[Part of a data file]
*-*-*
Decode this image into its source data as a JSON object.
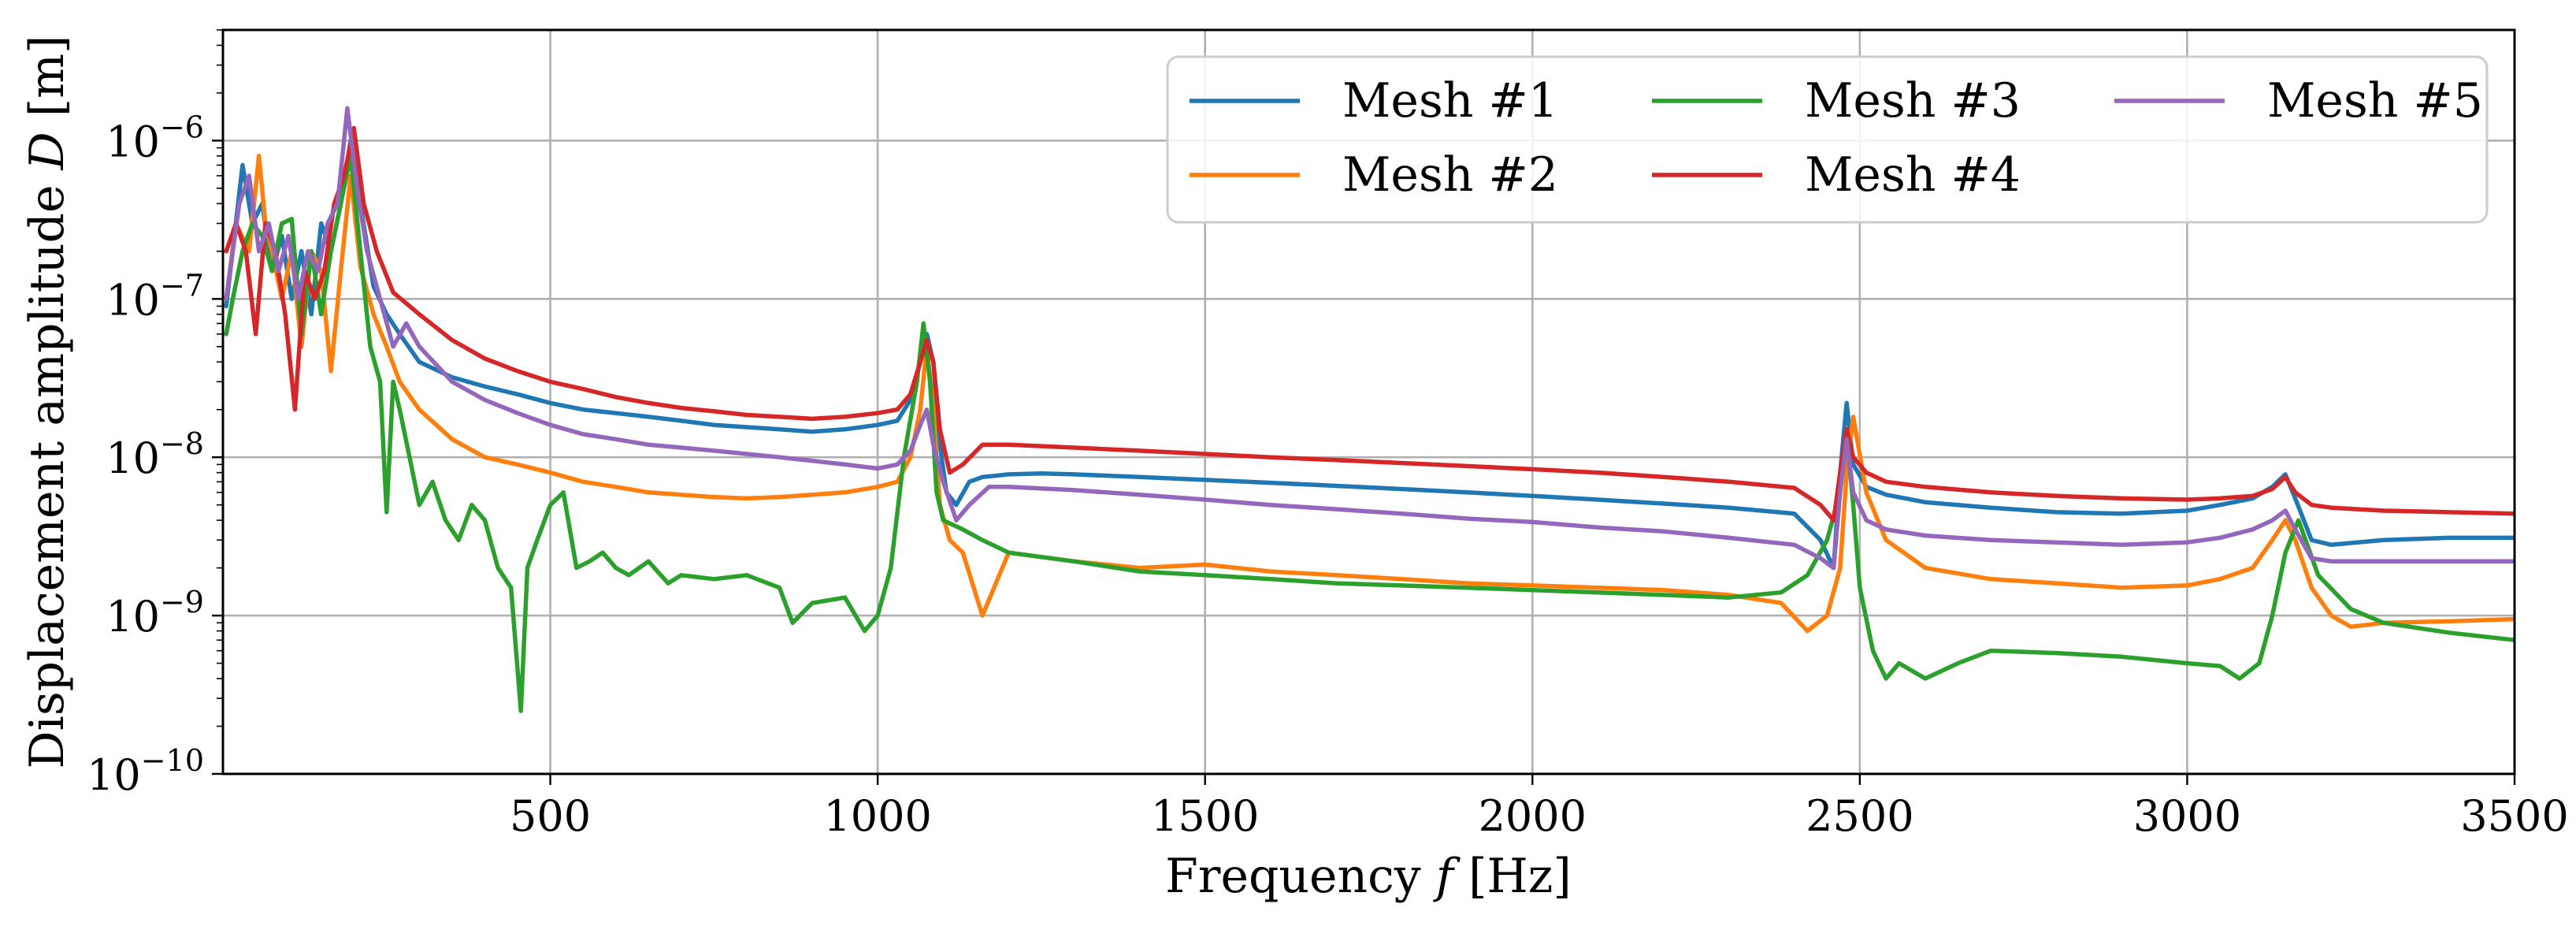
{
  "chart_data": {
    "type": "line",
    "xlabel": "Frequency",
    "xlabel_symbol": "f",
    "xlabel_unit": "[Hz]",
    "ylabel": "Displacement amplitude",
    "ylabel_symbol": "D",
    "ylabel_unit": "[m]",
    "xlim": [
      0,
      3500
    ],
    "ylim": [
      1e-10,
      5e-06
    ],
    "yscale": "log",
    "grid": true,
    "legend_position": "upper-right",
    "legend_columns": 3,
    "x_ticks": [
      {
        "value": 500,
        "label": "500"
      },
      {
        "value": 1000,
        "label": "1000"
      },
      {
        "value": 1500,
        "label": "1500"
      },
      {
        "value": 2000,
        "label": "2000"
      },
      {
        "value": 2500,
        "label": "2500"
      },
      {
        "value": 3000,
        "label": "3000"
      },
      {
        "value": 3500,
        "label": "3500"
      }
    ],
    "y_ticks": [
      {
        "value": 1e-10,
        "base": "10",
        "exp": "−10"
      },
      {
        "value": 1e-09,
        "base": "10",
        "exp": "−9"
      },
      {
        "value": 1e-08,
        "base": "10",
        "exp": "−8"
      },
      {
        "value": 1e-07,
        "base": "10",
        "exp": "−7"
      },
      {
        "value": 1e-06,
        "base": "10",
        "exp": "−6"
      }
    ],
    "series": [
      {
        "name": "Mesh #1",
        "color": "#1f77b4",
        "x": [
          5,
          30,
          45,
          60,
          75,
          90,
          105,
          120,
          135,
          150,
          165,
          180,
          195,
          210,
          230,
          250,
          270,
          300,
          350,
          400,
          450,
          500,
          550,
          600,
          650,
          700,
          750,
          800,
          850,
          900,
          950,
          1000,
          1030,
          1050,
          1065,
          1075,
          1085,
          1095,
          1105,
          1120,
          1140,
          1160,
          1200,
          1250,
          1300,
          1400,
          1500,
          1600,
          1700,
          1800,
          1900,
          2000,
          2100,
          2200,
          2300,
          2400,
          2440,
          2460,
          2470,
          2480,
          2490,
          2510,
          2540,
          2600,
          2700,
          2800,
          2900,
          3000,
          3050,
          3100,
          3130,
          3150,
          3165,
          3190,
          3220,
          3300,
          3400,
          3500
        ],
        "y": [
          9e-08,
          7e-07,
          3e-07,
          4e-07,
          1.5e-07,
          2.5e-07,
          1e-07,
          2e-07,
          8e-08,
          3e-07,
          2e-07,
          4e-07,
          1e-06,
          4e-07,
          1.2e-07,
          8e-08,
          6e-08,
          4e-08,
          3.2e-08,
          2.8e-08,
          2.5e-08,
          2.2e-08,
          2e-08,
          1.9e-08,
          1.8e-08,
          1.7e-08,
          1.6e-08,
          1.55e-08,
          1.5e-08,
          1.45e-08,
          1.5e-08,
          1.6e-08,
          1.7e-08,
          2.3e-08,
          4e-08,
          6e-08,
          4e-08,
          1.2e-08,
          6e-09,
          5e-09,
          7e-09,
          7.5e-09,
          7.8e-09,
          7.9e-09,
          7.8e-09,
          7.5e-09,
          7.2e-09,
          6.9e-09,
          6.6e-09,
          6.3e-09,
          6e-09,
          5.7e-09,
          5.4e-09,
          5.1e-09,
          4.8e-09,
          4.4e-09,
          3e-09,
          2e-09,
          8e-09,
          2.2e-08,
          9e-09,
          6.5e-09,
          5.8e-09,
          5.2e-09,
          4.8e-09,
          4.5e-09,
          4.4e-09,
          4.6e-09,
          5e-09,
          5.5e-09,
          6.5e-09,
          7.8e-09,
          5.5e-09,
          3e-09,
          2.8e-09,
          3e-09,
          3.1e-09,
          3.1e-09
        ]
      },
      {
        "name": "Mesh #2",
        "color": "#ff7f0e",
        "x": [
          5,
          20,
          40,
          55,
          65,
          75,
          90,
          105,
          120,
          135,
          150,
          165,
          180,
          195,
          210,
          230,
          250,
          270,
          300,
          350,
          400,
          450,
          500,
          550,
          600,
          650,
          700,
          750,
          800,
          850,
          900,
          950,
          1000,
          1030,
          1050,
          1065,
          1075,
          1085,
          1095,
          1110,
          1130,
          1160,
          1200,
          1300,
          1400,
          1500,
          1600,
          1700,
          1800,
          1900,
          2000,
          2100,
          2200,
          2300,
          2380,
          2420,
          2450,
          2470,
          2480,
          2490,
          2510,
          2540,
          2600,
          2700,
          2800,
          2900,
          3000,
          3050,
          3100,
          3130,
          3150,
          3165,
          3190,
          3220,
          3250,
          3300,
          3400,
          3500
        ],
        "y": [
          1e-07,
          3e-07,
          2e-07,
          8e-07,
          3e-07,
          2e-07,
          1e-07,
          2e-07,
          5e-08,
          2e-07,
          1.5e-07,
          3.5e-08,
          1.5e-07,
          6e-07,
          1.6e-07,
          8e-08,
          5e-08,
          3e-08,
          2e-08,
          1.3e-08,
          1e-08,
          9e-09,
          8e-09,
          7e-09,
          6.5e-09,
          6e-09,
          5.8e-09,
          5.6e-09,
          5.5e-09,
          5.6e-09,
          5.8e-09,
          6e-09,
          6.5e-09,
          7e-09,
          1e-08,
          2e-08,
          5e-08,
          2e-08,
          5e-09,
          3e-09,
          2.5e-09,
          1e-09,
          2.5e-09,
          2.2e-09,
          2e-09,
          2.1e-09,
          1.9e-09,
          1.8e-09,
          1.7e-09,
          1.6e-09,
          1.55e-09,
          1.5e-09,
          1.45e-09,
          1.35e-09,
          1.2e-09,
          8e-10,
          1e-09,
          2e-09,
          8e-09,
          1.8e-08,
          6e-09,
          3e-09,
          2e-09,
          1.7e-09,
          1.6e-09,
          1.5e-09,
          1.55e-09,
          1.7e-09,
          2e-09,
          3e-09,
          4e-09,
          3e-09,
          1.5e-09,
          1e-09,
          8.5e-10,
          9e-10,
          9.2e-10,
          9.5e-10
        ]
      },
      {
        "name": "Mesh #3",
        "color": "#2ca02c",
        "x": [
          5,
          15,
          30,
          45,
          60,
          75,
          90,
          105,
          120,
          135,
          150,
          165,
          180,
          195,
          210,
          225,
          240,
          250,
          260,
          270,
          285,
          300,
          320,
          340,
          360,
          380,
          400,
          420,
          440,
          455,
          465,
          480,
          500,
          520,
          540,
          560,
          580,
          600,
          620,
          650,
          680,
          700,
          750,
          800,
          850,
          870,
          900,
          950,
          980,
          1000,
          1020,
          1040,
          1060,
          1070,
          1080,
          1090,
          1100,
          1130,
          1160,
          1200,
          1300,
          1400,
          1500,
          1600,
          1700,
          1800,
          1900,
          2000,
          2100,
          2200,
          2300,
          2380,
          2420,
          2450,
          2470,
          2480,
          2490,
          2500,
          2520,
          2540,
          2560,
          2600,
          2650,
          2700,
          2800,
          2900,
          3000,
          3050,
          3080,
          3110,
          3130,
          3150,
          3170,
          3200,
          3250,
          3300,
          3400,
          3500
        ],
        "y": [
          6e-08,
          1e-07,
          2e-07,
          3e-07,
          2.5e-07,
          1.5e-07,
          3e-07,
          3.2e-07,
          6e-08,
          2e-07,
          8e-08,
          2e-07,
          4e-07,
          8e-07,
          2e-07,
          5e-08,
          3e-08,
          4.5e-09,
          3e-08,
          2e-08,
          1e-08,
          5e-09,
          7e-09,
          4e-09,
          3e-09,
          5e-09,
          4e-09,
          2e-09,
          1.5e-09,
          2.5e-10,
          2e-09,
          3e-09,
          5e-09,
          6e-09,
          2e-09,
          2.2e-09,
          2.5e-09,
          2e-09,
          1.8e-09,
          2.2e-09,
          1.6e-09,
          1.8e-09,
          1.7e-09,
          1.8e-09,
          1.5e-09,
          9e-10,
          1.2e-09,
          1.3e-09,
          8e-10,
          1e-09,
          2e-09,
          1e-08,
          3e-08,
          7e-08,
          3e-08,
          6e-09,
          4e-09,
          3.5e-09,
          3e-09,
          2.5e-09,
          2.2e-09,
          1.9e-09,
          1.8e-09,
          1.7e-09,
          1.6e-09,
          1.55e-09,
          1.5e-09,
          1.45e-09,
          1.4e-09,
          1.35e-09,
          1.3e-09,
          1.4e-09,
          1.8e-09,
          3e-09,
          6e-09,
          1.4e-08,
          5e-09,
          1.5e-09,
          6e-10,
          4e-10,
          5e-10,
          4e-10,
          5e-10,
          6e-10,
          5.8e-10,
          5.5e-10,
          5e-10,
          4.8e-10,
          4e-10,
          5e-10,
          1e-09,
          2.5e-09,
          4e-09,
          1.8e-09,
          1.1e-09,
          9e-10,
          7.8e-10,
          7e-10
        ]
      },
      {
        "name": "Mesh #4",
        "color": "#d62728",
        "x": [
          5,
          20,
          35,
          50,
          65,
          80,
          95,
          110,
          125,
          140,
          155,
          170,
          185,
          200,
          215,
          235,
          260,
          300,
          350,
          400,
          450,
          500,
          550,
          600,
          650,
          700,
          750,
          800,
          850,
          900,
          950,
          1000,
          1030,
          1050,
          1065,
          1075,
          1085,
          1095,
          1110,
          1130,
          1160,
          1200,
          1300,
          1400,
          1500,
          1600,
          1700,
          1800,
          1900,
          2000,
          2100,
          2200,
          2300,
          2400,
          2440,
          2460,
          2470,
          2480,
          2490,
          2510,
          2540,
          2600,
          2700,
          2800,
          2900,
          3000,
          3050,
          3100,
          3130,
          3150,
          3165,
          3190,
          3220,
          3300,
          3400,
          3500
        ],
        "y": [
          2e-07,
          3e-07,
          2e-07,
          6e-08,
          3e-07,
          2e-07,
          8e-08,
          2e-08,
          1.5e-07,
          1e-07,
          1.5e-07,
          4e-07,
          6e-07,
          1.2e-06,
          4e-07,
          2e-07,
          1.1e-07,
          8e-08,
          5.5e-08,
          4.2e-08,
          3.5e-08,
          3e-08,
          2.7e-08,
          2.4e-08,
          2.2e-08,
          2.05e-08,
          1.95e-08,
          1.85e-08,
          1.8e-08,
          1.75e-08,
          1.8e-08,
          1.9e-08,
          2e-08,
          2.5e-08,
          4e-08,
          5.5e-08,
          4e-08,
          1.5e-08,
          8e-09,
          9e-09,
          1.2e-08,
          1.2e-08,
          1.15e-08,
          1.1e-08,
          1.05e-08,
          1e-08,
          9.6e-09,
          9.2e-09,
          8.8e-09,
          8.4e-09,
          8e-09,
          7.5e-09,
          7e-09,
          6.4e-09,
          5e-09,
          4e-09,
          8e-09,
          1.5e-08,
          1e-08,
          8e-09,
          7e-09,
          6.5e-09,
          6e-09,
          5.7e-09,
          5.5e-09,
          5.4e-09,
          5.5e-09,
          5.7e-09,
          6.3e-09,
          7.5e-09,
          6e-09,
          5e-09,
          4.8e-09,
          4.6e-09,
          4.5e-09,
          4.4e-09
        ]
      },
      {
        "name": "Mesh #5",
        "color": "#9467bd",
        "x": [
          5,
          25,
          40,
          55,
          70,
          85,
          100,
          115,
          130,
          145,
          160,
          175,
          190,
          205,
          220,
          240,
          260,
          280,
          300,
          350,
          400,
          450,
          500,
          550,
          600,
          650,
          700,
          750,
          800,
          850,
          900,
          950,
          1000,
          1030,
          1050,
          1065,
          1075,
          1085,
          1100,
          1120,
          1140,
          1170,
          1200,
          1300,
          1400,
          1500,
          1600,
          1700,
          1800,
          1900,
          2000,
          2100,
          2200,
          2300,
          2400,
          2440,
          2460,
          2470,
          2480,
          2490,
          2510,
          2540,
          2600,
          2700,
          2800,
          2900,
          3000,
          3050,
          3100,
          3130,
          3150,
          3165,
          3190,
          3220,
          3300,
          3400,
          3500
        ],
        "y": [
          1e-07,
          4e-07,
          6e-07,
          2e-07,
          3e-07,
          1.5e-07,
          2.5e-07,
          1e-07,
          2e-07,
          1.5e-07,
          3e-07,
          4e-07,
          1.6e-06,
          5e-07,
          2e-07,
          1e-07,
          5e-08,
          7e-08,
          5e-08,
          3e-08,
          2.3e-08,
          1.9e-08,
          1.6e-08,
          1.4e-08,
          1.3e-08,
          1.2e-08,
          1.15e-08,
          1.1e-08,
          1.05e-08,
          1e-08,
          9.5e-09,
          9e-09,
          8.5e-09,
          9e-09,
          1.1e-08,
          1.6e-08,
          2e-08,
          1.2e-08,
          7e-09,
          4e-09,
          5e-09,
          6.5e-09,
          6.5e-09,
          6.2e-09,
          5.8e-09,
          5.4e-09,
          5e-09,
          4.7e-09,
          4.4e-09,
          4.1e-09,
          3.9e-09,
          3.6e-09,
          3.4e-09,
          3.1e-09,
          2.8e-09,
          2.3e-09,
          2e-09,
          6e-09,
          1.3e-08,
          6e-09,
          4e-09,
          3.5e-09,
          3.2e-09,
          3e-09,
          2.9e-09,
          2.8e-09,
          2.9e-09,
          3.1e-09,
          3.5e-09,
          4e-09,
          4.6e-09,
          3.5e-09,
          2.3e-09,
          2.2e-09,
          2.2e-09,
          2.2e-09,
          2.2e-09
        ]
      }
    ]
  }
}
*-*-*
Copy every line of the material in which the word "Mesh" occurs.

        "name": "Mesh #1",
        "name": "Mesh #2",
        "name": "Mesh #3",
        "name": "Mesh #4",
        "name": "Mesh #5",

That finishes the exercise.